Stored entries:
━━━

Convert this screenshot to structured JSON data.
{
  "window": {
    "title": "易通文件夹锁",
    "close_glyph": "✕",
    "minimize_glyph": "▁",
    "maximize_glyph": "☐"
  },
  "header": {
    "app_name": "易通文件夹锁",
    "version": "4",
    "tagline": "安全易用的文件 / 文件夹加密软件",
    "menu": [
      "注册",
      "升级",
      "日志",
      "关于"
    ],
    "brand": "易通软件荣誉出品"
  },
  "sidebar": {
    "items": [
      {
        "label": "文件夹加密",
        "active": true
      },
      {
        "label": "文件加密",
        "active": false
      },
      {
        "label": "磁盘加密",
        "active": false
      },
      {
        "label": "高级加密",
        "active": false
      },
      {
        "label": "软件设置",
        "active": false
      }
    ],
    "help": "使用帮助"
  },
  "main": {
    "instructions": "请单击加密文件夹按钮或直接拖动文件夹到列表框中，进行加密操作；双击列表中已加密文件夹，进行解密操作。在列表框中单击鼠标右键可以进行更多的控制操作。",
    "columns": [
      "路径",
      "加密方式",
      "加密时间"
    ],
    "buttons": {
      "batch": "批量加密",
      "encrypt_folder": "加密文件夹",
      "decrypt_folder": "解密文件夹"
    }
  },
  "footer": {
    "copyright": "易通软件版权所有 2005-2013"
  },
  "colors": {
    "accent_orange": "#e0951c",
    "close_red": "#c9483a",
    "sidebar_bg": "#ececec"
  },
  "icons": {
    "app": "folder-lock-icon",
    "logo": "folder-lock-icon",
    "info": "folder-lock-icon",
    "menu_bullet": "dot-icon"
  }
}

━━━

### What you are asked to do
Copy down every line of the entries containing the word "label".

### Response for this exercise
        "label": "文件夹加密",
        "label": "文件加密",
        "label": "磁盘加密",
        "label": "高级加密",
        "label": "软件设置",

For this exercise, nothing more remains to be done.